Problem details:
Return all of the data exactly, with nothing left out but the pictures.

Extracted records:
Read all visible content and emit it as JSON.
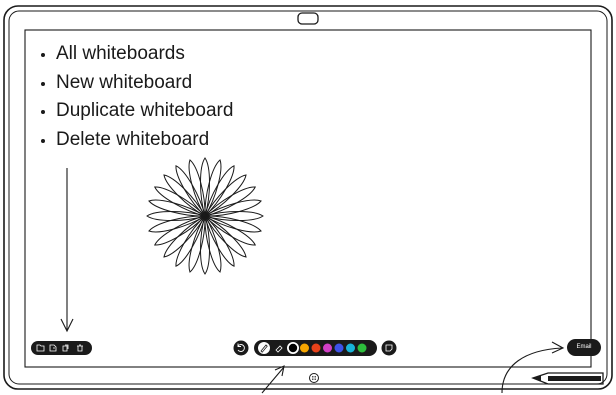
{
  "menu": {
    "items": [
      "All whiteboards",
      "New whiteboard",
      "Duplicate whiteboard",
      "Delete whiteboard"
    ]
  },
  "email_button": {
    "label": "Email"
  },
  "toolbar": {
    "left_icons": [
      "folder-icon",
      "new-board-icon",
      "duplicate-icon",
      "trash-icon"
    ],
    "tools": [
      "undo-icon",
      "pen-icon",
      "eraser-icon"
    ],
    "palette": [
      "#000000",
      "#f7a600",
      "#e8421a",
      "#d23fc6",
      "#3d52e8",
      "#18b4d8",
      "#2dbe3c"
    ],
    "sticky_note_icon": "sticky-note-icon"
  },
  "colors": {
    "frame": "#1a1a1a",
    "screen": "#ffffff",
    "bezel": "#ffffff"
  }
}
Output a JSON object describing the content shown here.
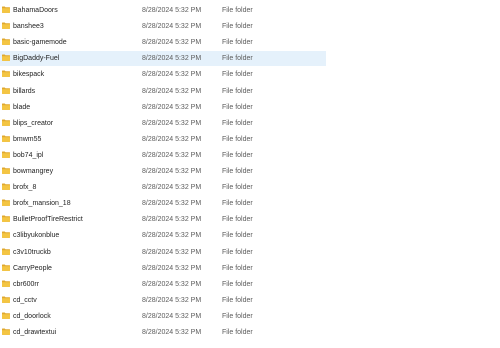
{
  "colors": {
    "folder": "#f4c542",
    "folder_dark": "#e0a82e",
    "hover_bg": "#e5f1fb"
  },
  "icons": {
    "item": "folder-icon"
  },
  "files": [
    {
      "name": "BahamaDoors",
      "date": "8/28/2024 5:32 PM",
      "type": "File folder"
    },
    {
      "name": "banshee3",
      "date": "8/28/2024 5:32 PM",
      "type": "File folder"
    },
    {
      "name": "basic-gamemode",
      "date": "8/28/2024 5:32 PM",
      "type": "File folder"
    },
    {
      "name": "BigDaddy-Fuel",
      "date": "8/28/2024 5:32 PM",
      "type": "File folder",
      "hovered": true
    },
    {
      "name": "bikespack",
      "date": "8/28/2024 5:32 PM",
      "type": "File folder"
    },
    {
      "name": "billards",
      "date": "8/28/2024 5:32 PM",
      "type": "File folder"
    },
    {
      "name": "blade",
      "date": "8/28/2024 5:32 PM",
      "type": "File folder"
    },
    {
      "name": "blips_creator",
      "date": "8/28/2024 5:32 PM",
      "type": "File folder"
    },
    {
      "name": "bmwm55",
      "date": "8/28/2024 5:32 PM",
      "type": "File folder"
    },
    {
      "name": "bob74_ipl",
      "date": "8/28/2024 5:32 PM",
      "type": "File folder"
    },
    {
      "name": "bowmangrey",
      "date": "8/28/2024 5:32 PM",
      "type": "File folder"
    },
    {
      "name": "brofx_8",
      "date": "8/28/2024 5:32 PM",
      "type": "File folder"
    },
    {
      "name": "brofx_mansion_18",
      "date": "8/28/2024 5:32 PM",
      "type": "File folder"
    },
    {
      "name": "BulletProofTireRestrict",
      "date": "8/28/2024 5:32 PM",
      "type": "File folder"
    },
    {
      "name": "c3libyukonblue",
      "date": "8/28/2024 5:32 PM",
      "type": "File folder"
    },
    {
      "name": "c3v10truckb",
      "date": "8/28/2024 5:32 PM",
      "type": "File folder"
    },
    {
      "name": "CarryPeople",
      "date": "8/28/2024 5:32 PM",
      "type": "File folder"
    },
    {
      "name": "cbr600rr",
      "date": "8/28/2024 5:32 PM",
      "type": "File folder"
    },
    {
      "name": "cd_cctv",
      "date": "8/28/2024 5:32 PM",
      "type": "File folder"
    },
    {
      "name": "cd_doorlock",
      "date": "8/28/2024 5:32 PM",
      "type": "File folder"
    },
    {
      "name": "cd_drawtextui",
      "date": "8/28/2024 5:32 PM",
      "type": "File folder"
    }
  ]
}
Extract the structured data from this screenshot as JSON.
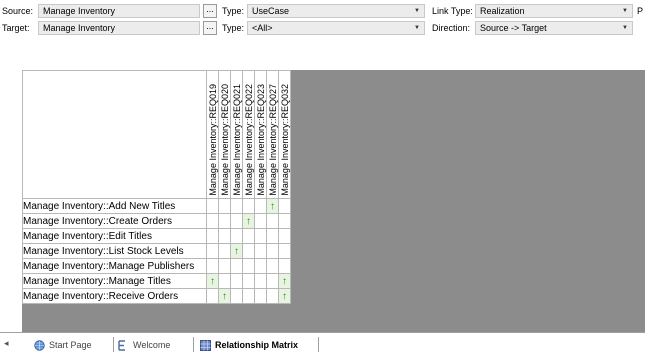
{
  "toolbar": {
    "source_label": "Source:",
    "source_value": "Manage Inventory",
    "target_label": "Target:",
    "target_value": "Manage Inventory",
    "browse_label": "...",
    "source_type_label": "Type:",
    "source_type_value": "UseCase",
    "target_type_label": "Type:",
    "target_type_value": "<All>",
    "link_type_label": "Link Type:",
    "link_type_value": "Realization",
    "direction_label": "Direction:",
    "direction_value": "Source -> Target",
    "cut_label": "P"
  },
  "matrix": {
    "columns": [
      "Manage Inventory::REQ019",
      "Manage Inventory::REQ020",
      "Manage Inventory::REQ021",
      "Manage Inventory::REQ022",
      "Manage Inventory::REQ023",
      "Manage Inventory::REQ027",
      "Manage Inventory::REQ032"
    ],
    "rows": [
      {
        "label": "Manage Inventory::Add New Titles",
        "marks": [
          0,
          0,
          0,
          0,
          0,
          1,
          0
        ]
      },
      {
        "label": "Manage Inventory::Create Orders",
        "marks": [
          0,
          0,
          0,
          1,
          0,
          0,
          0
        ]
      },
      {
        "label": "Manage Inventory::Edit Titles",
        "marks": [
          0,
          0,
          0,
          0,
          0,
          0,
          0
        ]
      },
      {
        "label": "Manage Inventory::List Stock Levels",
        "marks": [
          0,
          0,
          1,
          0,
          0,
          0,
          0
        ]
      },
      {
        "label": "Manage Inventory::Manage Publishers",
        "marks": [
          0,
          0,
          0,
          0,
          0,
          0,
          0
        ]
      },
      {
        "label": "Manage Inventory::Manage Titles",
        "marks": [
          1,
          0,
          0,
          0,
          0,
          0,
          1
        ]
      },
      {
        "label": "Manage Inventory::Receive Orders",
        "marks": [
          0,
          1,
          0,
          0,
          0,
          0,
          1
        ]
      }
    ],
    "mark_icon": "arrow-up-icon",
    "mark_color": "#3d7f2c"
  },
  "tabs": {
    "nav_label": "◂",
    "items": [
      {
        "label": "Start Page",
        "icon": "globe-icon",
        "active": false
      },
      {
        "label": "Welcome",
        "icon": "ea-app-icon",
        "active": false
      },
      {
        "label": "Relationship Matrix",
        "icon": "matrix-icon",
        "active": true
      }
    ]
  }
}
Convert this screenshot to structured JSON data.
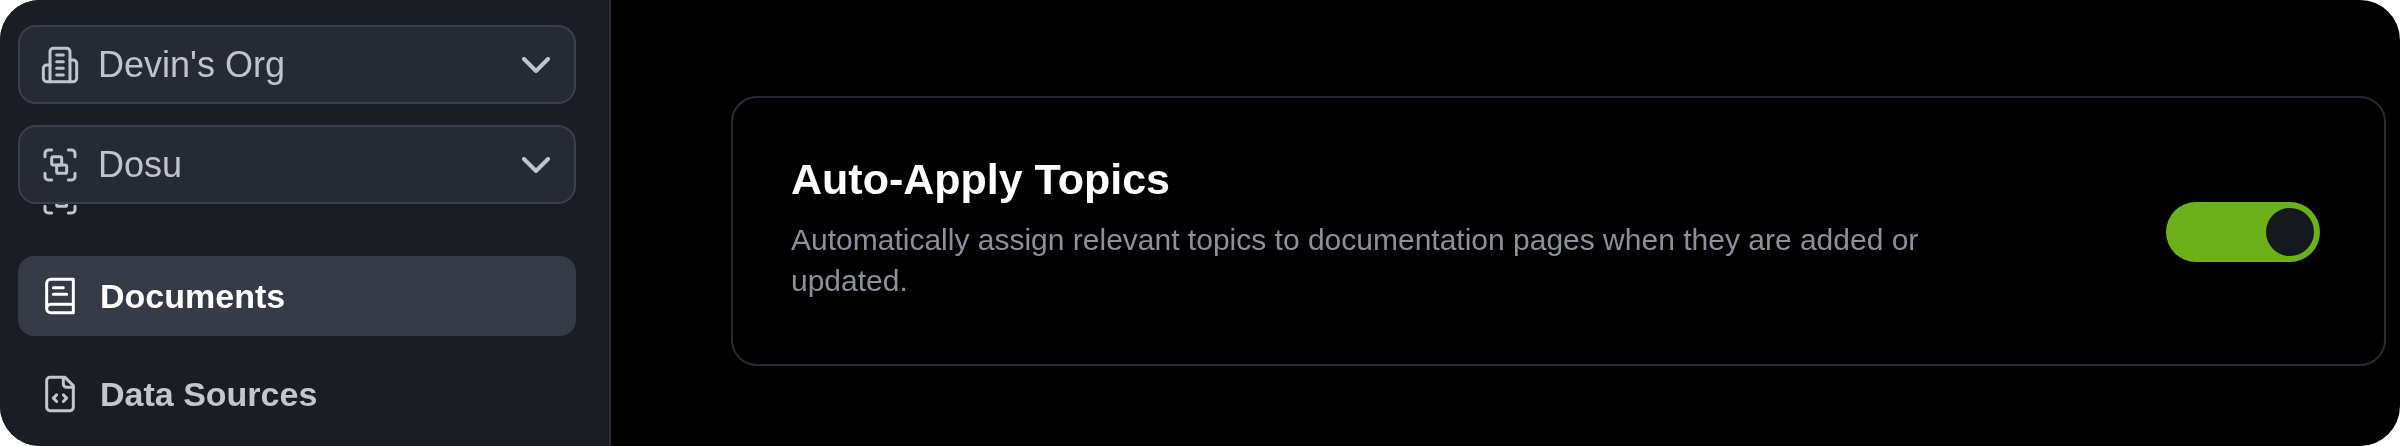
{
  "switchers": [
    {
      "label": "Devin's Org",
      "kind": "org"
    },
    {
      "label": "Dosu",
      "kind": "space"
    }
  ],
  "nav": [
    {
      "kind": "space",
      "selected": false
    },
    {
      "label": "Documents",
      "kind": "book",
      "selected": true
    },
    {
      "label": "Data Sources",
      "kind": "file-code",
      "selected": false
    }
  ],
  "setting": {
    "title": "Auto-Apply Topics",
    "description": "Automatically assign relevant topics to documentation pages when they are added or updated.",
    "on": true
  }
}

Exercise response:
Read all visible content and emit it as JSON.
{
  "menu": {
    "items": [
      "All whiteboards",
      "New whiteboard",
      "Duplicate whiteboard",
      "Delete whiteboard"
    ]
  },
  "email_button": {
    "label": "Email"
  },
  "toolbar": {
    "left_icons": [
      "folder-icon",
      "new-board-icon",
      "duplicate-icon",
      "trash-icon"
    ],
    "tools": [
      "undo-icon",
      "pen-icon",
      "eraser-icon"
    ],
    "palette": [
      "#000000",
      "#f7a600",
      "#e8421a",
      "#d23fc6",
      "#3d52e8",
      "#18b4d8",
      "#2dbe3c"
    ],
    "sticky_note_icon": "sticky-note-icon"
  },
  "colors": {
    "frame": "#1a1a1a",
    "screen": "#ffffff",
    "bezel": "#ffffff"
  }
}
Output a JSON object describing the content shown here.
{
  "colors": {
    "folder": "#f4c542",
    "folder_dark": "#e0a82e",
    "hover_bg": "#e5f1fb"
  },
  "icons": {
    "item": "folder-icon"
  },
  "files": [
    {
      "name": "BahamaDoors",
      "date": "8/28/2024 5:32 PM",
      "type": "File folder"
    },
    {
      "name": "banshee3",
      "date": "8/28/2024 5:32 PM",
      "type": "File folder"
    },
    {
      "name": "basic-gamemode",
      "date": "8/28/2024 5:32 PM",
      "type": "File folder"
    },
    {
      "name": "BigDaddy-Fuel",
      "date": "8/28/2024 5:32 PM",
      "type": "File folder",
      "hovered": true
    },
    {
      "name": "bikespack",
      "date": "8/28/2024 5:32 PM",
      "type": "File folder"
    },
    {
      "name": "billards",
      "date": "8/28/2024 5:32 PM",
      "type": "File folder"
    },
    {
      "name": "blade",
      "date": "8/28/2024 5:32 PM",
      "type": "File folder"
    },
    {
      "name": "blips_creator",
      "date": "8/28/2024 5:32 PM",
      "type": "File folder"
    },
    {
      "name": "bmwm55",
      "date": "8/28/2024 5:32 PM",
      "type": "File folder"
    },
    {
      "name": "bob74_ipl",
      "date": "8/28/2024 5:32 PM",
      "type": "File folder"
    },
    {
      "name": "bowmangrey",
      "date": "8/28/2024 5:32 PM",
      "type": "File folder"
    },
    {
      "name": "brofx_8",
      "date": "8/28/2024 5:32 PM",
      "type": "File folder"
    },
    {
      "name": "brofx_mansion_18",
      "date": "8/28/2024 5:32 PM",
      "type": "File folder"
    },
    {
      "name": "BulletProofTireRestrict",
      "date": "8/28/2024 5:32 PM",
      "type": "File folder"
    },
    {
      "name": "c3libyukonblue",
      "date": "8/28/2024 5:32 PM",
      "type": "File folder"
    },
    {
      "name": "c3v10truckb",
      "date": "8/28/2024 5:32 PM",
      "type": "File folder"
    },
    {
      "name": "CarryPeople",
      "date": "8/28/2024 5:32 PM",
      "type": "File folder"
    },
    {
      "name": "cbr600rr",
      "date": "8/28/2024 5:32 PM",
      "type": "File folder"
    },
    {
      "name": "cd_cctv",
      "date": "8/28/2024 5:32 PM",
      "type": "File folder"
    },
    {
      "name": "cd_doorlock",
      "date": "8/28/2024 5:32 PM",
      "type": "File folder"
    },
    {
      "name": "cd_drawtextui",
      "date": "8/28/2024 5:32 PM",
      "type": "File folder"
    }
  ]
}
Extract the structured data from this screenshot as JSON.
{
  "toolbar": {
    "source_label": "Source:",
    "source_value": "Manage Inventory",
    "target_label": "Target:",
    "target_value": "Manage Inventory",
    "browse_label": "...",
    "source_type_label": "Type:",
    "source_type_value": "UseCase",
    "target_type_label": "Type:",
    "target_type_value": "<All>",
    "link_type_label": "Link Type:",
    "link_type_value": "Realization",
    "direction_label": "Direction:",
    "direction_value": "Source -> Target",
    "cut_label": "P"
  },
  "matrix": {
    "columns": [
      "Manage Inventory::REQ019",
      "Manage Inventory::REQ020",
      "Manage Inventory::REQ021",
      "Manage Inventory::REQ022",
      "Manage Inventory::REQ023",
      "Manage Inventory::REQ027",
      "Manage Inventory::REQ032"
    ],
    "rows": [
      {
        "label": "Manage Inventory::Add New Titles",
        "marks": [
          0,
          0,
          0,
          0,
          0,
          1,
          0
        ]
      },
      {
        "label": "Manage Inventory::Create Orders",
        "marks": [
          0,
          0,
          0,
          1,
          0,
          0,
          0
        ]
      },
      {
        "label": "Manage Inventory::Edit Titles",
        "marks": [
          0,
          0,
          0,
          0,
          0,
          0,
          0
        ]
      },
      {
        "label": "Manage Inventory::List Stock Levels",
        "marks": [
          0,
          0,
          1,
          0,
          0,
          0,
          0
        ]
      },
      {
        "label": "Manage Inventory::Manage Publishers",
        "marks": [
          0,
          0,
          0,
          0,
          0,
          0,
          0
        ]
      },
      {
        "label": "Manage Inventory::Manage Titles",
        "marks": [
          1,
          0,
          0,
          0,
          0,
          0,
          1
        ]
      },
      {
        "label": "Manage Inventory::Receive Orders",
        "marks": [
          0,
          1,
          0,
          0,
          0,
          0,
          1
        ]
      }
    ],
    "mark_icon": "arrow-up-icon",
    "mark_color": "#3d7f2c"
  },
  "tabs": {
    "nav_label": "◂",
    "items": [
      {
        "label": "Start Page",
        "icon": "globe-icon",
        "active": false
      },
      {
        "label": "Welcome",
        "icon": "ea-app-icon",
        "active": false
      },
      {
        "label": "Relationship Matrix",
        "icon": "matrix-icon",
        "active": true
      }
    ]
  }
}
Convert this screenshot to structured JSON data.
{
  "switchers": [
    {
      "label": "Devin's Org",
      "kind": "org"
    },
    {
      "label": "Dosu",
      "kind": "space"
    }
  ],
  "nav": [
    {
      "kind": "space",
      "selected": false
    },
    {
      "label": "Documents",
      "kind": "book",
      "selected": true
    },
    {
      "label": "Data Sources",
      "kind": "file-code",
      "selected": false
    }
  ],
  "setting": {
    "title": "Auto-Apply Topics",
    "description": "Automatically assign relevant topics to documentation pages when they are added or updated.",
    "on": true
  }
}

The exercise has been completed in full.